[Rendered page images]
§

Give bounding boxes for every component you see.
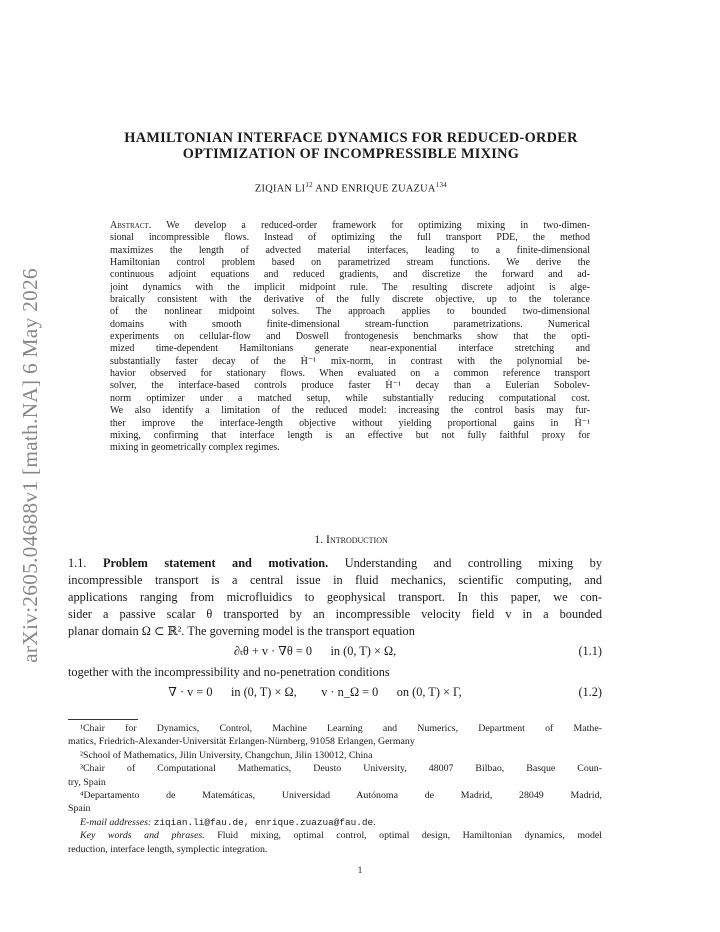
keywords-label: Key words and phrases. [80, 830, 205, 842]
equation-1-2-number: (1.2) [578, 684, 602, 699]
introduction-body [68, 555, 602, 704]
abstract-line: continuous adjoint equations and reduced gradients, and discretize the forward and ad- [110, 269, 590, 281]
footnote-rule [68, 719, 138, 720]
body-line: applications ranging from microfluidics to geophysical transport. In this paper, we con- [68, 589, 602, 604]
title-line-2: OPTIMIZATION OF INCOMPRESSIBLE MIXING [182, 146, 520, 162]
equation-1-1-body: ∂ₜθ + v · ∇θ = 0 in (0, T) × Ω, [233, 644, 397, 659]
abstract-line: joint dynamics with the implicit midpoint rule. The resulting discrete adjoint is alge- [110, 281, 590, 293]
abstract-line: of the nonlinear midpoint solves. The approach applies to bounded two-dimensional [110, 306, 590, 318]
body-line: incompressible transport is a central issue in fluid mechanics, scientific computing, and [68, 572, 602, 587]
equation-1-2-body: ∇ · v = 0 in (0, T) × Ω, v · n_Ω = 0 on (0, T) × Γ, [168, 684, 462, 699]
title-line-1: HAMILTONIAN INTERFACE DYNAMICS FOR REDUCED-ORDER [124, 130, 578, 146]
body-line: sider a passive scalar θ transported by an incompressible velocity field v in a bounded [68, 606, 602, 621]
footnotes [68, 719, 602, 856]
email-addresses: E-mail addresses: ziqian.li@fau.de, enrique.zuazua@fau.de. [80, 816, 376, 828]
abstract-line: mized time-dependent Hamiltonians generate near-exponential interface stretching and [110, 343, 590, 355]
abstract-line: norm optimizer under a matched setup, while substantially reducing computational cost. [110, 392, 590, 404]
abstract-line: sional incompressible flows. Instead of optimizing the full transport PDE, the method [110, 232, 590, 244]
abstract [110, 220, 590, 455]
keywords: Key words and phrases. Fluid mixing, optimal control, optimal design, Hamiltonian dynamics, model reduction, interface length, symplectic integration. [68, 830, 603, 855]
email-label: E-mail addresses: [80, 816, 152, 828]
abstract-line: domains with smooth finite-dimensional stream-function parametrizations. Numerical [110, 318, 590, 330]
author-list [68, 181, 634, 194]
abstract-line: mixing in geometrically complex regimes. [110, 442, 280, 454]
arxiv-side-identifier [12, 245, 48, 685]
equation-1-2 [68, 680, 602, 704]
subsection-title: Problem statement and motivation. [102, 556, 329, 570]
abstract-line: maximizes the length of advected material interfaces, leading to a finite-dimensional [110, 244, 590, 256]
paper-title [68, 130, 634, 162]
abstract-line: Hamiltonian control problem based on parametrized stream functions. We derive the [110, 257, 590, 269]
body-line: planar domain Ω ⊂ ℝ². The governing model is the transport equation [68, 623, 415, 638]
page-number: 1 [357, 866, 363, 876]
body-line: together with the incompressibility and no-penetration conditions [68, 664, 390, 679]
footnote-2: ²School of Mathematics, Jilin University, Changchun, Jilin 130012, China [80, 749, 373, 761]
abstract-line: havior observed for stationary flows. When evaluated on a common reference transport [110, 368, 590, 380]
abstract-line: braically consistent with the derivative of the fully discrete objective, up to the tolerance [110, 294, 590, 306]
abstract-line: We also identify a limitation of the reduced model: increasing the control basis may fur- [110, 405, 590, 417]
abstract-line: ther improve the interface-length objective without yielding proportional gains in Ḣ⁻¹ [110, 417, 590, 429]
footnote-3: ³Chair of Computational Mathematics, Deusto University, 48007 Bilbao, Basque Coun- try, Spain [68, 763, 602, 788]
section-heading-introduction: 1. Introduction [314, 532, 388, 546]
subsection-number: 1.1. [68, 556, 87, 570]
abstract-line: Abstract. We develop a reduced-order framework for optimizing mixing in two-dimen- [110, 220, 590, 231]
author-affil-1: 12 [305, 181, 313, 189]
equation-1-1 [68, 640, 602, 664]
footnote-1: ¹Chair for Dynamics, Control, Machine Learning and Numerics, Department of Mathe- matics, Friedrich-Alexander-Universität Erlangen-Nürnberg, 91058 Erlangen, Germany [68, 723, 602, 748]
abstract-line: mixing, confirming that interface length is an effective but not fully faithful proxy for [110, 429, 590, 441]
equation-1-1-number: (1.1) [578, 644, 602, 659]
author-and: AND [315, 183, 339, 195]
arxiv-identifier-text: arXiv:2605.04688v1 [math.NA] 6 May 2026 [17, 267, 42, 663]
author-name-1: ZIQIAN LI [254, 183, 306, 195]
abstract-line: experiments on cellular-flow and Doswell frontogenesis benchmarks show that the opti- [110, 331, 590, 343]
abstract-line: solver, the interface-based controls produce faster Ḣ⁻¹ decay than a Eulerian Sobolev- [110, 380, 590, 392]
abstract-label: Abstract. [110, 220, 152, 231]
email-list[interactable]: ziqian.li@fau.de, enrique.zuazua@fau.de [153, 816, 374, 828]
footnote-4: ⁴Departamento de Matemáticas, Universidad Autónoma de Madrid, 28049 Madrid, Spain [68, 790, 602, 815]
author-affil-2: 134 [435, 181, 448, 189]
author-name-2: ENRIQUE ZUAZUA [341, 183, 436, 195]
abstract-line: substantially faster decay of the Ḣ⁻¹ mix-norm, in contrast with the polynomial be- [110, 355, 590, 367]
body-line: 1.1. Problem statement and motivation. Understanding and controlling mixing by [68, 556, 602, 570]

§

Task brief ::
Because the pictures are not wanted, retype only the text of every record, exactly as given.

Exercise solution ::
Give bounding boxes for every component you see.
keywords-label: Key words and phrases. [80, 830, 205, 842]
equation-1-2-number: (1.2) [578, 684, 602, 699]
introduction-body [68, 555, 602, 704]
abstract-line: continuous adjoint equations and reduced gradients, and discretize the forward and ad- [110, 269, 590, 281]
footnote-rule [68, 719, 138, 720]
body-line: applications ranging from microfluidics to geophysical transport. In this paper, we con- [68, 589, 602, 604]
title-line-2: OPTIMIZATION OF INCOMPRESSIBLE MIXING [182, 146, 520, 162]
equation-1-1-body: ∂ₜθ + v · ∇θ = 0 in (0, T) × Ω, [233, 644, 397, 659]
abstract-line: joint dynamics with the implicit midpoint rule. The resulting discrete adjoint is alge- [110, 281, 590, 293]
abstract-line: of the nonlinear midpoint solves. The approach applies to bounded two-dimensional [110, 306, 590, 318]
body-line: incompressible transport is a central issue in fluid mechanics, scientific computing, and [68, 572, 602, 587]
equation-1-2-body: ∇ · v = 0 in (0, T) × Ω, v · n_Ω = 0 on (0, T) × Γ, [168, 684, 462, 699]
title-line-1: HAMILTONIAN INTERFACE DYNAMICS FOR REDUCED-ORDER [124, 130, 578, 146]
body-line: sider a passive scalar θ transported by an incompressible velocity field v in a bounded [68, 606, 602, 621]
footnotes [68, 719, 602, 856]
email-addresses: E-mail addresses: ziqian.li@fau.de, enrique.zuazua@fau.de. [80, 816, 376, 828]
abstract-line: mized time-dependent Hamiltonians generate near-exponential interface stretching and [110, 343, 590, 355]
abstract-line: norm optimizer under a matched setup, while substantially reducing computational cost. [110, 392, 590, 404]
abstract-line: sional incompressible flows. Instead of optimizing the full transport PDE, the method [110, 232, 590, 244]
abstract [110, 220, 590, 455]
keywords: Key words and phrases. Fluid mixing, optimal control, optimal design, Hamiltonian dynamics, model reduction, interface length, symplectic integration. [68, 830, 603, 855]
email-label: E-mail addresses: [80, 816, 152, 828]
abstract-line: domains with smooth finite-dimensional stream-function parametrizations. Numerical [110, 318, 590, 330]
author-list [68, 181, 634, 194]
abstract-line: mixing in geometrically complex regimes. [110, 442, 280, 454]
arxiv-side-identifier [12, 245, 48, 685]
equation-1-2 [68, 680, 602, 704]
subsection-title: Problem statement and motivation. [102, 556, 329, 570]
abstract-line: maximizes the length of advected material interfaces, leading to a finite-dimensional [110, 244, 590, 256]
paper-title [68, 130, 634, 162]
abstract-line: Hamiltonian control problem based on parametrized stream functions. We derive the [110, 257, 590, 269]
body-line: planar domain Ω ⊂ ℝ². The governing model is the transport equation [68, 623, 415, 638]
page-number: 1 [357, 866, 363, 876]
body-line: together with the incompressibility and no-penetration conditions [68, 664, 390, 679]
footnote-2: ²School of Mathematics, Jilin University, Changchun, Jilin 130012, China [80, 749, 373, 761]
abstract-line: havior observed for stationary flows. When evaluated on a common reference transport [110, 368, 590, 380]
abstract-line: braically consistent with the derivative of the fully discrete objective, up to the tolerance [110, 294, 590, 306]
abstract-line: We also identify a limitation of the reduced model: increasing the control basis may fur- [110, 405, 590, 417]
abstract-line: ther improve the interface-length objective without yielding proportional gains in Ḣ⁻¹ [110, 417, 590, 429]
footnote-3: ³Chair of Computational Mathematics, Deusto University, 48007 Bilbao, Basque Coun- try, Spain [68, 763, 602, 788]
section-heading-introduction: 1. Introduction [314, 532, 388, 546]
subsection-number: 1.1. [68, 556, 87, 570]
abstract-line: Abstract. We develop a reduced-order framework for optimizing mixing in two-dimen- [110, 220, 590, 231]
author-affil-1: 12 [305, 181, 313, 189]
equation-1-1 [68, 640, 602, 664]
footnote-1: ¹Chair for Dynamics, Control, Machine Learning and Numerics, Department of Mathe- matics, Friedrich-Alexander-Universität Erlangen-Nürnberg, 91058 Erlangen, Germany [68, 723, 602, 748]
abstract-line: mixing, confirming that interface length is an effective but not fully faithful proxy for [110, 429, 590, 441]
equation-1-1-number: (1.1) [578, 644, 602, 659]
author-and: AND [315, 183, 339, 195]
arxiv-identifier-text: arXiv:2605.04688v1 [math.NA] 6 May 2026 [17, 267, 42, 663]
author-name-1: ZIQIAN LI [254, 183, 306, 195]
abstract-line: experiments on cellular-flow and Doswell frontogenesis benchmarks show that the opti- [110, 331, 590, 343]
abstract-line: solver, the interface-based controls produce faster Ḣ⁻¹ decay than a Eulerian Sobolev- [110, 380, 590, 392]
abstract-label: Abstract. [110, 220, 152, 231]
email-list[interactable]: ziqian.li@fau.de, enrique.zuazua@fau.de [153, 816, 374, 828]
footnote-4: ⁴Departamento de Matemáticas, Universidad Autónoma de Madrid, 28049 Madrid, Spain [68, 790, 602, 815]
author-affil-2: 134 [435, 181, 448, 189]
author-name-2: ENRIQUE ZUAZUA [341, 183, 436, 195]
abstract-line: substantially faster decay of the Ḣ⁻¹ mix-norm, in contrast with the polynomial be- [110, 355, 590, 367]
body-line: 1.1. Problem statement and motivation. Understanding and controlling mixing by [68, 556, 602, 570]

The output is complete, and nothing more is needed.